**Task goal**
Render every entry exactly as it appears.

**Supplied entries**

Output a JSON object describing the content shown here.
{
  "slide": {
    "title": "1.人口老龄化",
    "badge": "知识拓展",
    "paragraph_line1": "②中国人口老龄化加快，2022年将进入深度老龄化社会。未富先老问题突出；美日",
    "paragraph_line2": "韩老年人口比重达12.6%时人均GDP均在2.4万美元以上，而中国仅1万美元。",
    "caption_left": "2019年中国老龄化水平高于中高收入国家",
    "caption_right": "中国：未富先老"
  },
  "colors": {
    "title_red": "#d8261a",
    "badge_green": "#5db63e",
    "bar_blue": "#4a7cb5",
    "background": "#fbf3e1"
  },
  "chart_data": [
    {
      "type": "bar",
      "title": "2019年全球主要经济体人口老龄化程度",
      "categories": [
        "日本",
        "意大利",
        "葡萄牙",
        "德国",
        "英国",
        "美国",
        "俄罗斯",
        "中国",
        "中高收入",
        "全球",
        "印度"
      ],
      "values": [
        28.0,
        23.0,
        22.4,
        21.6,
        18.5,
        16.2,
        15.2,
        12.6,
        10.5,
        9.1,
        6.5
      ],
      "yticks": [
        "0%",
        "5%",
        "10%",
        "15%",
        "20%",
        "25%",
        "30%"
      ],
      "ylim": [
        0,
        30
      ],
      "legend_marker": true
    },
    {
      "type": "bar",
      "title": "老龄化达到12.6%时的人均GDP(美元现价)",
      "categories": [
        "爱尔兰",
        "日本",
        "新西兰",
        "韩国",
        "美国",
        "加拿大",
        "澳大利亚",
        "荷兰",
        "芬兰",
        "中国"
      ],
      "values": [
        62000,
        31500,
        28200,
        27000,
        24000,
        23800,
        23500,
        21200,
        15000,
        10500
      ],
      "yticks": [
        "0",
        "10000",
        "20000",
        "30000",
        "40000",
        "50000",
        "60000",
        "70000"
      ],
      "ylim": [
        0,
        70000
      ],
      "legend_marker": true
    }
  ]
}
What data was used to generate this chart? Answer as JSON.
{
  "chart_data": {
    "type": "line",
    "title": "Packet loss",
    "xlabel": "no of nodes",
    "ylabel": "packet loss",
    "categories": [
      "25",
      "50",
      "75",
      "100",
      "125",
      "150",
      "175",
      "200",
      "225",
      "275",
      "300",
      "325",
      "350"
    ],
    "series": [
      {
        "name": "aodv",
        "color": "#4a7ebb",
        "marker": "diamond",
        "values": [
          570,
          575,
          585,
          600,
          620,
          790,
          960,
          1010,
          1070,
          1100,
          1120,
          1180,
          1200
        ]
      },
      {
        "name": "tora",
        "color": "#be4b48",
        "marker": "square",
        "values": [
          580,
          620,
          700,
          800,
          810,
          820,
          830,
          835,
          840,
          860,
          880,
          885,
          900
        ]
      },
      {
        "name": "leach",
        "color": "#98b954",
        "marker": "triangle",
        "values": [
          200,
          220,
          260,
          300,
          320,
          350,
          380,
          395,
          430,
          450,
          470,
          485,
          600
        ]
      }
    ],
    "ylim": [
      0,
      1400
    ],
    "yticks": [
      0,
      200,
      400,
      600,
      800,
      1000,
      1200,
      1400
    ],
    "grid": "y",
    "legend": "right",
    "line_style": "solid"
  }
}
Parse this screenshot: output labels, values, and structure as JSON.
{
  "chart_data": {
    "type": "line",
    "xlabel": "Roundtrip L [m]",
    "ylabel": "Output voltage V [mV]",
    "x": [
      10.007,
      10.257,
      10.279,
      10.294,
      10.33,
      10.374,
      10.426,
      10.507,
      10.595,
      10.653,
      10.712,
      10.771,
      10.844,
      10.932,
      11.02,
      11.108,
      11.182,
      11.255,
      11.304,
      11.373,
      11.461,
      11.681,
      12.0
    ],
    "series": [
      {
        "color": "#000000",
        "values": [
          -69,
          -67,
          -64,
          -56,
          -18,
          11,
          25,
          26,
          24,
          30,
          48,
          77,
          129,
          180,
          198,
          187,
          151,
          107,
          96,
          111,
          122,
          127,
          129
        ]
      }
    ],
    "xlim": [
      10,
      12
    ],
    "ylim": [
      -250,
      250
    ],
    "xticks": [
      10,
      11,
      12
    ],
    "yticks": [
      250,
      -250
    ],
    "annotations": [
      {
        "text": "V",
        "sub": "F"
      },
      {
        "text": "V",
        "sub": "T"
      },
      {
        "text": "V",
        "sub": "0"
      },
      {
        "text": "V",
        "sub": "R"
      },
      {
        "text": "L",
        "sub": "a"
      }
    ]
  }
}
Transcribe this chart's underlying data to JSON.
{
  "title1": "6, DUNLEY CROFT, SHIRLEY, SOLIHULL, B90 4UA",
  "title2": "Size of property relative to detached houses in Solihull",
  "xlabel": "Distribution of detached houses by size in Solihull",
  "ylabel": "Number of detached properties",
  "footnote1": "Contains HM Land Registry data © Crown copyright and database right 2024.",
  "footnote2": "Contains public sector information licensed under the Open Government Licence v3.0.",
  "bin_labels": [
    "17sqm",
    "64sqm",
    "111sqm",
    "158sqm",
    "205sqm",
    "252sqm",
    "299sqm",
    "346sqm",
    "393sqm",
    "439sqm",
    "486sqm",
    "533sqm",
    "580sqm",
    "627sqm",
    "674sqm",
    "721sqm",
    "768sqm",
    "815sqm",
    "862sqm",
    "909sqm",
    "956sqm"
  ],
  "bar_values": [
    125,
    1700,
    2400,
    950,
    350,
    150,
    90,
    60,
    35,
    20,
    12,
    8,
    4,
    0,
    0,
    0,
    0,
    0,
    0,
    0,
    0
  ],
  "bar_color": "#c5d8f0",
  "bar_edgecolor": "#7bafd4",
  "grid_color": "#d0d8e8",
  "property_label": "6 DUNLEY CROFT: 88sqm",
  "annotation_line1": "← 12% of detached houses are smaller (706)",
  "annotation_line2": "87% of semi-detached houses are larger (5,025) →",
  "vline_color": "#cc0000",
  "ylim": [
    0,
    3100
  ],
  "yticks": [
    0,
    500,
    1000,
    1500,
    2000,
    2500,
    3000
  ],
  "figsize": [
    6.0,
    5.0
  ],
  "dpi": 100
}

**Written answer**
Output a JSON object describing the content shown here.
{
  "slide": {
    "title": "1.人口老龄化",
    "badge": "知识拓展",
    "paragraph_line1": "②中国人口老龄化加快，2022年将进入深度老龄化社会。未富先老问题突出；美日",
    "paragraph_line2": "韩老年人口比重达12.6%时人均GDP均在2.4万美元以上，而中国仅1万美元。",
    "caption_left": "2019年中国老龄化水平高于中高收入国家",
    "caption_right": "中国：未富先老"
  },
  "colors": {
    "title_red": "#d8261a",
    "badge_green": "#5db63e",
    "bar_blue": "#4a7cb5",
    "background": "#fbf3e1"
  },
  "chart_data": [
    {
      "type": "bar",
      "title": "2019年全球主要经济体人口老龄化程度",
      "categories": [
        "日本",
        "意大利",
        "葡萄牙",
        "德国",
        "英国",
        "美国",
        "俄罗斯",
        "中国",
        "中高收入",
        "全球",
        "印度"
      ],
      "values": [
        28.0,
        23.0,
        22.4,
        21.6,
        18.5,
        16.2,
        15.2,
        12.6,
        10.5,
        9.1,
        6.5
      ],
      "yticks": [
        "0%",
        "5%",
        "10%",
        "15%",
        "20%",
        "25%",
        "30%"
      ],
      "ylim": [
        0,
        30
      ],
      "legend_marker": true
    },
    {
      "type": "bar",
      "title": "老龄化达到12.6%时的人均GDP(美元现价)",
      "categories": [
        "爱尔兰",
        "日本",
        "新西兰",
        "韩国",
        "美国",
        "加拿大",
        "澳大利亚",
        "荷兰",
        "芬兰",
        "中国"
      ],
      "values": [
        62000,
        31500,
        28200,
        27000,
        24000,
        23800,
        23500,
        21200,
        15000,
        10500
      ],
      "yticks": [
        "0",
        "10000",
        "20000",
        "30000",
        "40000",
        "50000",
        "60000",
        "70000"
      ],
      "ylim": [
        0,
        70000
      ],
      "legend_marker": true
    }
  ]
}
What data was used to generate this chart? Answer as JSON.
{
  "chart_data": {
    "type": "line",
    "title": "Packet loss",
    "xlabel": "no of nodes",
    "ylabel": "packet loss",
    "categories": [
      "25",
      "50",
      "75",
      "100",
      "125",
      "150",
      "175",
      "200",
      "225",
      "275",
      "300",
      "325",
      "350"
    ],
    "series": [
      {
        "name": "aodv",
        "color": "#4a7ebb",
        "marker": "diamond",
        "values": [
          570,
          575,
          585,
          600,
          620,
          790,
          960,
          1010,
          1070,
          1100,
          1120,
          1180,
          1200
        ]
      },
      {
        "name": "tora",
        "color": "#be4b48",
        "marker": "square",
        "values": [
          580,
          620,
          700,
          800,
          810,
          820,
          830,
          835,
          840,
          860,
          880,
          885,
          900
        ]
      },
      {
        "name": "leach",
        "color": "#98b954",
        "marker": "triangle",
        "values": [
          200,
          220,
          260,
          300,
          320,
          350,
          380,
          395,
          430,
          450,
          470,
          485,
          600
        ]
      }
    ],
    "ylim": [
      0,
      1400
    ],
    "yticks": [
      0,
      200,
      400,
      600,
      800,
      1000,
      1200,
      1400
    ],
    "grid": "y",
    "legend": "right",
    "line_style": "solid"
  }
}
Parse this screenshot: output labels, values, and structure as JSON.
{
  "chart_data": {
    "type": "line",
    "xlabel": "Roundtrip L [m]",
    "ylabel": "Output voltage V [mV]",
    "x": [
      10.007,
      10.257,
      10.279,
      10.294,
      10.33,
      10.374,
      10.426,
      10.507,
      10.595,
      10.653,
      10.712,
      10.771,
      10.844,
      10.932,
      11.02,
      11.108,
      11.182,
      11.255,
      11.304,
      11.373,
      11.461,
      11.681,
      12.0
    ],
    "series": [
      {
        "color": "#000000",
        "values": [
          -69,
          -67,
          -64,
          -56,
          -18,
          11,
          25,
          26,
          24,
          30,
          48,
          77,
          129,
          180,
          198,
          187,
          151,
          107,
          96,
          111,
          122,
          127,
          129
        ]
      }
    ],
    "xlim": [
      10,
      12
    ],
    "ylim": [
      -250,
      250
    ],
    "xticks": [
      10,
      11,
      12
    ],
    "yticks": [
      250,
      -250
    ],
    "annotations": [
      {
        "text": "V",
        "sub": "F"
      },
      {
        "text": "V",
        "sub": "T"
      },
      {
        "text": "V",
        "sub": "0"
      },
      {
        "text": "V",
        "sub": "R"
      },
      {
        "text": "L",
        "sub": "a"
      }
    ]
  }
}
Transcribe this chart's underlying data to JSON.
{
  "title1": "6, DUNLEY CROFT, SHIRLEY, SOLIHULL, B90 4UA",
  "title2": "Size of property relative to detached houses in Solihull",
  "xlabel": "Distribution of detached houses by size in Solihull",
  "ylabel": "Number of detached properties",
  "footnote1": "Contains HM Land Registry data © Crown copyright and database right 2024.",
  "footnote2": "Contains public sector information licensed under the Open Government Licence v3.0.",
  "bin_labels": [
    "17sqm",
    "64sqm",
    "111sqm",
    "158sqm",
    "205sqm",
    "252sqm",
    "299sqm",
    "346sqm",
    "393sqm",
    "439sqm",
    "486sqm",
    "533sqm",
    "580sqm",
    "627sqm",
    "674sqm",
    "721sqm",
    "768sqm",
    "815sqm",
    "862sqm",
    "909sqm",
    "956sqm"
  ],
  "bar_values": [
    125,
    1700,
    2400,
    950,
    350,
    150,
    90,
    60,
    35,
    20,
    12,
    8,
    4,
    0,
    0,
    0,
    0,
    0,
    0,
    0,
    0
  ],
  "bar_color": "#c5d8f0",
  "bar_edgecolor": "#7bafd4",
  "grid_color": "#d0d8e8",
  "property_label": "6 DUNLEY CROFT: 88sqm",
  "annotation_line1": "← 12% of detached houses are smaller (706)",
  "annotation_line2": "87% of semi-detached houses are larger (5,025) →",
  "vline_color": "#cc0000",
  "ylim": [
    0,
    3100
  ],
  "yticks": [
    0,
    500,
    1000,
    1500,
    2000,
    2500,
    3000
  ],
  "figsize": [
    6.0,
    5.0
  ],
  "dpi": 100
}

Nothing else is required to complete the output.